- [Supplied records]:
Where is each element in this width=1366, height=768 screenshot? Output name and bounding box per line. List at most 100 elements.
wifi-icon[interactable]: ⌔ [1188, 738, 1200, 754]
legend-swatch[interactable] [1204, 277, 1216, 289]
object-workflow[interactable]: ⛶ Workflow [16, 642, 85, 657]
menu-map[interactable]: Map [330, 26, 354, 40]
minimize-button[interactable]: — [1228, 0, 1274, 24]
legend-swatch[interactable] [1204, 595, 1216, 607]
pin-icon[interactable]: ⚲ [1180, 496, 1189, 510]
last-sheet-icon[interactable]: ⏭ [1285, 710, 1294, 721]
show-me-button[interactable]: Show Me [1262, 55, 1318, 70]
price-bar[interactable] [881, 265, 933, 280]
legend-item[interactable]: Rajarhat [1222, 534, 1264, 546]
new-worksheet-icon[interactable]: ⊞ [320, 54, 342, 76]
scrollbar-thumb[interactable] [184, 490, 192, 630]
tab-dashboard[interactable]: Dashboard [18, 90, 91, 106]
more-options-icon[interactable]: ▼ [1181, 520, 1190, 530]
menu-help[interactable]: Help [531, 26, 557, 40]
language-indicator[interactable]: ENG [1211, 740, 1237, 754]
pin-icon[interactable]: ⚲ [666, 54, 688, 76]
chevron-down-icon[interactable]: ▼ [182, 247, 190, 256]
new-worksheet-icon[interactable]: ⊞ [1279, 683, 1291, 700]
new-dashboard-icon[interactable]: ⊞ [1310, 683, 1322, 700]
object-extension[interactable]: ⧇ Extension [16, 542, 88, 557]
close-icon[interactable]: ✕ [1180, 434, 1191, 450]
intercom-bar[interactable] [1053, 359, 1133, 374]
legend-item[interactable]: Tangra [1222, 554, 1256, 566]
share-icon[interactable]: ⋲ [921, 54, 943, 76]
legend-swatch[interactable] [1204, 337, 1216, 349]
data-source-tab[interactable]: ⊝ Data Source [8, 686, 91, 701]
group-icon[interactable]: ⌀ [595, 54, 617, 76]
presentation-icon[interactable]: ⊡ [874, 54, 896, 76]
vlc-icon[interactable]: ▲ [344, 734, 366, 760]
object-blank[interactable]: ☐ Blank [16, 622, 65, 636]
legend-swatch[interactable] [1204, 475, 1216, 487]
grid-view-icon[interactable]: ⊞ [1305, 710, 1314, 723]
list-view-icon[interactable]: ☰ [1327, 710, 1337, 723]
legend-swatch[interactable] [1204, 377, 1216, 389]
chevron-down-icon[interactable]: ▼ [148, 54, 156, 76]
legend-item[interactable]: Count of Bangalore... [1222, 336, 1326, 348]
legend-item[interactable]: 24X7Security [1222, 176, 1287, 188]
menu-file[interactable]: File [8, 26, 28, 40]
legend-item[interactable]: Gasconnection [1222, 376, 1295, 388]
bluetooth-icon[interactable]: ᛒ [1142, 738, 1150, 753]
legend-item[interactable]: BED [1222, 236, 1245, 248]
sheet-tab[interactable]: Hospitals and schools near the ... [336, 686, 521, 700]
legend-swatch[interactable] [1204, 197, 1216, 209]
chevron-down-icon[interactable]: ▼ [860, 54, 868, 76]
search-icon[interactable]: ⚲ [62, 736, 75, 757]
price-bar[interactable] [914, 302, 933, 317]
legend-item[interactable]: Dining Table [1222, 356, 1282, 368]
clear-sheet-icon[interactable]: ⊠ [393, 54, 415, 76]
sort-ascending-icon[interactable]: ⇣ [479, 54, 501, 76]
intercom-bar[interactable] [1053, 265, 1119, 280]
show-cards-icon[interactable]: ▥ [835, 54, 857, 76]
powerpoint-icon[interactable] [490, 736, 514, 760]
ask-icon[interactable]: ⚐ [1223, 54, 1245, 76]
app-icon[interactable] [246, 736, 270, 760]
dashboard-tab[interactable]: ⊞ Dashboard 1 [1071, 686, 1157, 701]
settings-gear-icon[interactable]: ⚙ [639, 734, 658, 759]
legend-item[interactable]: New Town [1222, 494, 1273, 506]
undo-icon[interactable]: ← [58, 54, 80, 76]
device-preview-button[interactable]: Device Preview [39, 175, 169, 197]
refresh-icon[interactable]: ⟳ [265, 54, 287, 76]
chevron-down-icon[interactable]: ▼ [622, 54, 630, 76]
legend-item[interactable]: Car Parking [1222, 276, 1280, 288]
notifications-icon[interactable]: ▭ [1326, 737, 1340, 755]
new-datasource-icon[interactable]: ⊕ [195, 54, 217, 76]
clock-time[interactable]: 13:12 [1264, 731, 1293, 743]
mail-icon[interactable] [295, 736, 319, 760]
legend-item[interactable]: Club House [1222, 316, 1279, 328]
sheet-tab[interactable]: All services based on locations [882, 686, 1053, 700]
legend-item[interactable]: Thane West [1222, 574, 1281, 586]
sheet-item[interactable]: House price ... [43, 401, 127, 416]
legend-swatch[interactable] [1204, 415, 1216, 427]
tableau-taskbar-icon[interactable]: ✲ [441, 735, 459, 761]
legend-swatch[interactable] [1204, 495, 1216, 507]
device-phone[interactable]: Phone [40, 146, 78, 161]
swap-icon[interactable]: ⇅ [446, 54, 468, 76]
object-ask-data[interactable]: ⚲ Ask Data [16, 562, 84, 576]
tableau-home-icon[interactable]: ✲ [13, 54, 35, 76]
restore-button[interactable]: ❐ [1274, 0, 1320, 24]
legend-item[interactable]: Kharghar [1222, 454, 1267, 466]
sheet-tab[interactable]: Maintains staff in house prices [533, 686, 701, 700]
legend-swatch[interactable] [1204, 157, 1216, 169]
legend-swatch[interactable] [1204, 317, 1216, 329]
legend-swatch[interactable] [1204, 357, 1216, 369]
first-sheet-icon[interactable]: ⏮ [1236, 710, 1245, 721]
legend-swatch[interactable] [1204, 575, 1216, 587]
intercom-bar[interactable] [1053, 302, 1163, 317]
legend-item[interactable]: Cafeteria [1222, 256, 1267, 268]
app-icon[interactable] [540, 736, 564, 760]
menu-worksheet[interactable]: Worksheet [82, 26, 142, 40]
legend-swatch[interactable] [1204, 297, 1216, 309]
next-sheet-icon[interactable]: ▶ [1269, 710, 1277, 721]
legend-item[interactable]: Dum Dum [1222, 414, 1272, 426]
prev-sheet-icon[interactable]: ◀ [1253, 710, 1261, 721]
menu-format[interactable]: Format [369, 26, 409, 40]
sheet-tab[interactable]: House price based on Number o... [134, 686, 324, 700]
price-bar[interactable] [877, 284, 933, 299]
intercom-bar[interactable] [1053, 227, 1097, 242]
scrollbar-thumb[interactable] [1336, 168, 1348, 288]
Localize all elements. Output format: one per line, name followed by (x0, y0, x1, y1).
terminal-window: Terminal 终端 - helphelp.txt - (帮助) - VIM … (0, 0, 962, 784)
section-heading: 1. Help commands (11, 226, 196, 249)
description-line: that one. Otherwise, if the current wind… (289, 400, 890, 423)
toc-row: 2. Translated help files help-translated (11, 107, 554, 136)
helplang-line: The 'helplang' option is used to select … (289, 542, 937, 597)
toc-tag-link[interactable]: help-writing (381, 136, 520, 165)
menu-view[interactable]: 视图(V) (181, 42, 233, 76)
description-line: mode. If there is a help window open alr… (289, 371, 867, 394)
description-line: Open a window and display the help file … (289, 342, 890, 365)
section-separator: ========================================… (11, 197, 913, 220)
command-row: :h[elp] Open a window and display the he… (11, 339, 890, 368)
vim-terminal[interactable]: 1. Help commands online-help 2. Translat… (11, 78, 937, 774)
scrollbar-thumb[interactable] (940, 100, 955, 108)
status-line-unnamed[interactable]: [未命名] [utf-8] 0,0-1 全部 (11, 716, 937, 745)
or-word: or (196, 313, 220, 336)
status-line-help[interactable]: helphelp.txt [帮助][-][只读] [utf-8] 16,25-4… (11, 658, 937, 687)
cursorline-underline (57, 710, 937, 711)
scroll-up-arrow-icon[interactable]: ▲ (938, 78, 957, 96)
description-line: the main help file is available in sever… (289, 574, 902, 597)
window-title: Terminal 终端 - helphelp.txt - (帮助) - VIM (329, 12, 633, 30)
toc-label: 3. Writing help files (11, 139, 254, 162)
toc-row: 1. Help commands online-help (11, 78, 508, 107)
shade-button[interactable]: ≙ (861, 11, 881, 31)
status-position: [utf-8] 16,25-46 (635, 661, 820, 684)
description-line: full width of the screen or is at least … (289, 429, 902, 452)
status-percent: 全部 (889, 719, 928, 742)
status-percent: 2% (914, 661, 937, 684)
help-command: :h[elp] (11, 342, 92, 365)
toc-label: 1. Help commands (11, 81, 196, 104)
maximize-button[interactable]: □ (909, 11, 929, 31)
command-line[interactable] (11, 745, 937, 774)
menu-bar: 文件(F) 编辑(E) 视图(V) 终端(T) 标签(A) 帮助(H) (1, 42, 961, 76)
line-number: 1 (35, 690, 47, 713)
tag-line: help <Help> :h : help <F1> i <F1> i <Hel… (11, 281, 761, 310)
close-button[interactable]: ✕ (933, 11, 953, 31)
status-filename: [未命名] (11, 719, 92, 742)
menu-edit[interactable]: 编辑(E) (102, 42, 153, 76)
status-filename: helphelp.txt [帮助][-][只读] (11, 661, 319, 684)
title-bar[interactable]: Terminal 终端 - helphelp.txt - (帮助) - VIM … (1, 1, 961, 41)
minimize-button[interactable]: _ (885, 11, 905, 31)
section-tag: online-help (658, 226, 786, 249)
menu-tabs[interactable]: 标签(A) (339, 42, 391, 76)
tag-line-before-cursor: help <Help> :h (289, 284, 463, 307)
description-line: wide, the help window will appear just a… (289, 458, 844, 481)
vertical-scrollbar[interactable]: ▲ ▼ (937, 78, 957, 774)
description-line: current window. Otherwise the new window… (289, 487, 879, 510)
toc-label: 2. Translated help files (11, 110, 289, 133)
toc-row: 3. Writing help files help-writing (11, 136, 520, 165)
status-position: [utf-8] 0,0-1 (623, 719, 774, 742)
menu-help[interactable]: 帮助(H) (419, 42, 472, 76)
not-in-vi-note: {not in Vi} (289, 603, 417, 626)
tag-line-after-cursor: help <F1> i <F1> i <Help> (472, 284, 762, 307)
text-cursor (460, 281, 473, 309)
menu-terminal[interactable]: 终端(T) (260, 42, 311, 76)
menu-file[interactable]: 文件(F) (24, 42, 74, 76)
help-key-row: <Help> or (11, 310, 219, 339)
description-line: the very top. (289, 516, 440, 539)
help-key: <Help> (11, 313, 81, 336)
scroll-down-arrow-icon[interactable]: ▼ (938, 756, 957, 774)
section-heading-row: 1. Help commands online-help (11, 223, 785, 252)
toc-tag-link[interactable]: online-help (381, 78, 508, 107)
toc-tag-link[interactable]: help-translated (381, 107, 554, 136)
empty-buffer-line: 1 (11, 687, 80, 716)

- [Goal]: Please retype the items above exactly, from the first line through the line containing "pin-icon[interactable]: ⚲ [666, 54, 688, 76]", inclusive.

- [Problem solution]:
Where is each element in this width=1366, height=768 screenshot? Output name and bounding box per line. List at most 100 elements.
wifi-icon[interactable]: ⌔ [1188, 738, 1200, 754]
legend-swatch[interactable] [1204, 277, 1216, 289]
object-workflow[interactable]: ⛶ Workflow [16, 642, 85, 657]
menu-map[interactable]: Map [330, 26, 354, 40]
minimize-button[interactable]: — [1228, 0, 1274, 24]
legend-swatch[interactable] [1204, 595, 1216, 607]
pin-icon[interactable]: ⚲ [1180, 496, 1189, 510]
last-sheet-icon[interactable]: ⏭ [1285, 710, 1294, 721]
show-me-button[interactable]: Show Me [1262, 55, 1318, 70]
price-bar[interactable] [881, 265, 933, 280]
legend-item[interactable]: Rajarhat [1222, 534, 1264, 546]
new-worksheet-icon[interactable]: ⊞ [320, 54, 342, 76]
scrollbar-thumb[interactable] [184, 490, 192, 630]
tab-dashboard[interactable]: Dashboard [18, 90, 91, 106]
more-options-icon[interactable]: ▼ [1181, 520, 1190, 530]
menu-help[interactable]: Help [531, 26, 557, 40]
language-indicator[interactable]: ENG [1211, 740, 1237, 754]
pin-icon[interactable]: ⚲ [666, 54, 688, 76]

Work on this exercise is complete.